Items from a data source
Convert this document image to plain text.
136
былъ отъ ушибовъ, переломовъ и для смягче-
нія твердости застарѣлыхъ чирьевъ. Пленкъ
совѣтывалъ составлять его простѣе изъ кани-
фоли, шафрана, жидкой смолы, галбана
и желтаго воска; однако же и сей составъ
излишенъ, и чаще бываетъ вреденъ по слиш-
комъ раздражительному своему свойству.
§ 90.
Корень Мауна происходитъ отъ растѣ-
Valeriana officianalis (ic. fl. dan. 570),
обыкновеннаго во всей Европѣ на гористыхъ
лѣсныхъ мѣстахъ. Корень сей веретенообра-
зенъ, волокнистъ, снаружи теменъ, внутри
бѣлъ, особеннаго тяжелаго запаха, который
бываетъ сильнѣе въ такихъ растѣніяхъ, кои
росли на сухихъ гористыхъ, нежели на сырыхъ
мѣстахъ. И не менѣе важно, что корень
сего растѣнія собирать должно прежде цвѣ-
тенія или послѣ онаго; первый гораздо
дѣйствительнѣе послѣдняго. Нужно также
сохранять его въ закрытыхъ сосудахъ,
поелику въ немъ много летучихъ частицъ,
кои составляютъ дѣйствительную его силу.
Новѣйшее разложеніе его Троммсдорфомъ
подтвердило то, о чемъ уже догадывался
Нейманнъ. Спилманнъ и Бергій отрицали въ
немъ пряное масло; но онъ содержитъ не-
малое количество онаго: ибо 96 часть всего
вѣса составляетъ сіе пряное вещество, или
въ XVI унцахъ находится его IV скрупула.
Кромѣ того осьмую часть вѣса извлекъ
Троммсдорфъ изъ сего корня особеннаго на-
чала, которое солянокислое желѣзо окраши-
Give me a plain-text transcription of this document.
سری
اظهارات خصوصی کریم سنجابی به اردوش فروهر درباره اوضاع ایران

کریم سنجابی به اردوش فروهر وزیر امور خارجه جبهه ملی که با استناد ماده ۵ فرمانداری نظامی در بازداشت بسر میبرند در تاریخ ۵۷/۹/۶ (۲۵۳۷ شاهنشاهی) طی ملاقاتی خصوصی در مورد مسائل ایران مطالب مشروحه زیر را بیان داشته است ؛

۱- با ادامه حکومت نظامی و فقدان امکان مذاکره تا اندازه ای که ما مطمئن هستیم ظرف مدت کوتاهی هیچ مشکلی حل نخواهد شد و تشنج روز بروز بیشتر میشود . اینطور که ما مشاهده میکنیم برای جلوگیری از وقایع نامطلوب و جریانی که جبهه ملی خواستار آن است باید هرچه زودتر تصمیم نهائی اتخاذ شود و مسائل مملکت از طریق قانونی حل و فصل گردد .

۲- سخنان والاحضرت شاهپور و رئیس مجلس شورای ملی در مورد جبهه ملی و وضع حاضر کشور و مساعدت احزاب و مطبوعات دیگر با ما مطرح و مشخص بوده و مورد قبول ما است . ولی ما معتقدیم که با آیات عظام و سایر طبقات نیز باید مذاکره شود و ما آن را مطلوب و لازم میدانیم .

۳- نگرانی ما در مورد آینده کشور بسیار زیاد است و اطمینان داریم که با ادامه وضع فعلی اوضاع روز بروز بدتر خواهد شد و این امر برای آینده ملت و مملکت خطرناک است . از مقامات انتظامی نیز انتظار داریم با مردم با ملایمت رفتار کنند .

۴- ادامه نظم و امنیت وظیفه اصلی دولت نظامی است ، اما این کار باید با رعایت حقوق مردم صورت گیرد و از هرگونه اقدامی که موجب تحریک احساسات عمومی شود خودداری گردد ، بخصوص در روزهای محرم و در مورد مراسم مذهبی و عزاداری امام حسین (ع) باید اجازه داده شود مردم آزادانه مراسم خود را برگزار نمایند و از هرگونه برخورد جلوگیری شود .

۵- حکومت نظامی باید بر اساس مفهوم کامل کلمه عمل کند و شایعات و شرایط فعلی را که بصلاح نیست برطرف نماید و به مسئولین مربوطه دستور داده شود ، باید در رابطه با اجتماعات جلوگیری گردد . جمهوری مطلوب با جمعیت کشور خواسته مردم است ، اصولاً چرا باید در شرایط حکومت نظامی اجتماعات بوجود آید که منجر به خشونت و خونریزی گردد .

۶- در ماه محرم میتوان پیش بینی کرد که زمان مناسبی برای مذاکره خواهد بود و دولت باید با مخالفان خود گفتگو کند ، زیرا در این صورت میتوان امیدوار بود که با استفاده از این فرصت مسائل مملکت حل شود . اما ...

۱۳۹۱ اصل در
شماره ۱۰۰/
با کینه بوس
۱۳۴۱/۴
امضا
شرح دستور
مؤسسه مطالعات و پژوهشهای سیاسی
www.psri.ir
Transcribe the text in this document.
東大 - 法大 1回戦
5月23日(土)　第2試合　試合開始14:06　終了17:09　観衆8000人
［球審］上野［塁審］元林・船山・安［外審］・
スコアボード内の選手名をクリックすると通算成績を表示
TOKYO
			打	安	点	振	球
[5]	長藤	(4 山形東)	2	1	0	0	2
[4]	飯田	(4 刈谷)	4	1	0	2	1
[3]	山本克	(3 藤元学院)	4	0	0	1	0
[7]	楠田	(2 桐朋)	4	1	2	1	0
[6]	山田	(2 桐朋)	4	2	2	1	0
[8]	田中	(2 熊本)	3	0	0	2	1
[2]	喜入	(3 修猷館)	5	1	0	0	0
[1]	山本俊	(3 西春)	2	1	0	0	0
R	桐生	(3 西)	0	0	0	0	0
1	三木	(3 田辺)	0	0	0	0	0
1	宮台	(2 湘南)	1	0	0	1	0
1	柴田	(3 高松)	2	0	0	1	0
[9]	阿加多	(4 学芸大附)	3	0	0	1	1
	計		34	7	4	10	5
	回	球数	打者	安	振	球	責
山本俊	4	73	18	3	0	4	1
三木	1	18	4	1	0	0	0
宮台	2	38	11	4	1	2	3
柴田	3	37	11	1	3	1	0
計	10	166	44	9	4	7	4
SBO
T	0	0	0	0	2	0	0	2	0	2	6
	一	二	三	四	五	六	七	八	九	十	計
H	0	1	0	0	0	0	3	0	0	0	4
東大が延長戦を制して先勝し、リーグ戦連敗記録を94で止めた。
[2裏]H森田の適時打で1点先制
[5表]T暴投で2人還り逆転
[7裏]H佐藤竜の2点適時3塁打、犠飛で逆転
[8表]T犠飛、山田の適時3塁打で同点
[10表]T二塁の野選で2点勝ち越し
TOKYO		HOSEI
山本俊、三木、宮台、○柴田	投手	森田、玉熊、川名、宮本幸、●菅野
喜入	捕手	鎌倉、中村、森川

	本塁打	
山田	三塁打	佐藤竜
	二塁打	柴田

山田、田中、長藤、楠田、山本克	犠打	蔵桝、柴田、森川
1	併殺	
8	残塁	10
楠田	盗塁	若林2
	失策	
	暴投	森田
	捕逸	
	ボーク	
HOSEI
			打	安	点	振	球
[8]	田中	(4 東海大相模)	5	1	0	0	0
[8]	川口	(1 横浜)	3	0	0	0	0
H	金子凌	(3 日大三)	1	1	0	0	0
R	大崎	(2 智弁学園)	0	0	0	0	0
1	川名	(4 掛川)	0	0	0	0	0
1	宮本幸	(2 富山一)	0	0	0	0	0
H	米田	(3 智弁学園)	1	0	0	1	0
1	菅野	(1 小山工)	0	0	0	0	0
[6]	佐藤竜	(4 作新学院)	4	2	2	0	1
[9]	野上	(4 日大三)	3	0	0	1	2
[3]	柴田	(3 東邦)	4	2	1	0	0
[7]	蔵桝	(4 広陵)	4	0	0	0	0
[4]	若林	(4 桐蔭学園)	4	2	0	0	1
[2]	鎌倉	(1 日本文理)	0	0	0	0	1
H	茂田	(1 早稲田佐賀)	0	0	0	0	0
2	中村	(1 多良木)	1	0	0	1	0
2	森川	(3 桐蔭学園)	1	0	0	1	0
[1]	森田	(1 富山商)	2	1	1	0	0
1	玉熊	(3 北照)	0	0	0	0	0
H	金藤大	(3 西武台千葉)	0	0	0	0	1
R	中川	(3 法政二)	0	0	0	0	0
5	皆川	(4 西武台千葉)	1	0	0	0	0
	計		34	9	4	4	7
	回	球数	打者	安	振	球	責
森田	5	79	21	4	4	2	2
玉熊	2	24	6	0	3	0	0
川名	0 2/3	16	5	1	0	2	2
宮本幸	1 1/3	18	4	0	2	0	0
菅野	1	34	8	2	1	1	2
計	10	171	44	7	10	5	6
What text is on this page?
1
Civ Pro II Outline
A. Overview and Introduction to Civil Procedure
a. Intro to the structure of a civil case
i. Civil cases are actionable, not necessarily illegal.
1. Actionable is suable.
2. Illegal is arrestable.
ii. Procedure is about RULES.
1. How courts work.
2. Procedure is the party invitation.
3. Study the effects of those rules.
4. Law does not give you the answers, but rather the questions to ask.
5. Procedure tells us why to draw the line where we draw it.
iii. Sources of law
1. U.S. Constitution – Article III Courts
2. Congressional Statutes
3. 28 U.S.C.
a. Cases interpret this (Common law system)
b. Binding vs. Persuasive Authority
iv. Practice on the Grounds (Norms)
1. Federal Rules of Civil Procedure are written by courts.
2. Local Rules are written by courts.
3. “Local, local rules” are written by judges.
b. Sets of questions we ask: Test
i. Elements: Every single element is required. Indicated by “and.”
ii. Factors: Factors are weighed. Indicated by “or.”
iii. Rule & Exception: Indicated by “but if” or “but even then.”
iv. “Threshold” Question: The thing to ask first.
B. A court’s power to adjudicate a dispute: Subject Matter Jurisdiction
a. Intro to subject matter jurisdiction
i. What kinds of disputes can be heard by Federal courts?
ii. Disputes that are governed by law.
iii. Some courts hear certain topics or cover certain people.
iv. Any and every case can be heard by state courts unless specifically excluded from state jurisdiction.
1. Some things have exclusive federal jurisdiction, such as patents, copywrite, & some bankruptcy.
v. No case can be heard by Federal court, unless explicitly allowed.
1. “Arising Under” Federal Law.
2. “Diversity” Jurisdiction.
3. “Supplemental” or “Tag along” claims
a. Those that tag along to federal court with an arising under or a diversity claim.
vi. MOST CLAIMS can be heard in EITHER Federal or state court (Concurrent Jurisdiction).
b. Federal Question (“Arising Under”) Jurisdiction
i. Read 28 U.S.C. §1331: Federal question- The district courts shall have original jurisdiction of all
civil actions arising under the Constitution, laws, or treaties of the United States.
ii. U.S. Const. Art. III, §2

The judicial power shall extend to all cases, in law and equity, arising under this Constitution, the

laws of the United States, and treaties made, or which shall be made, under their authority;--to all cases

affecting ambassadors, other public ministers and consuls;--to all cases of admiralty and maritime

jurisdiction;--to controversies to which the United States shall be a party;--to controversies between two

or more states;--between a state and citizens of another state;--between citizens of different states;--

#### Required task
The word "have" may turn up on some lines of these records; say how many, with no other words.

#### Task response
2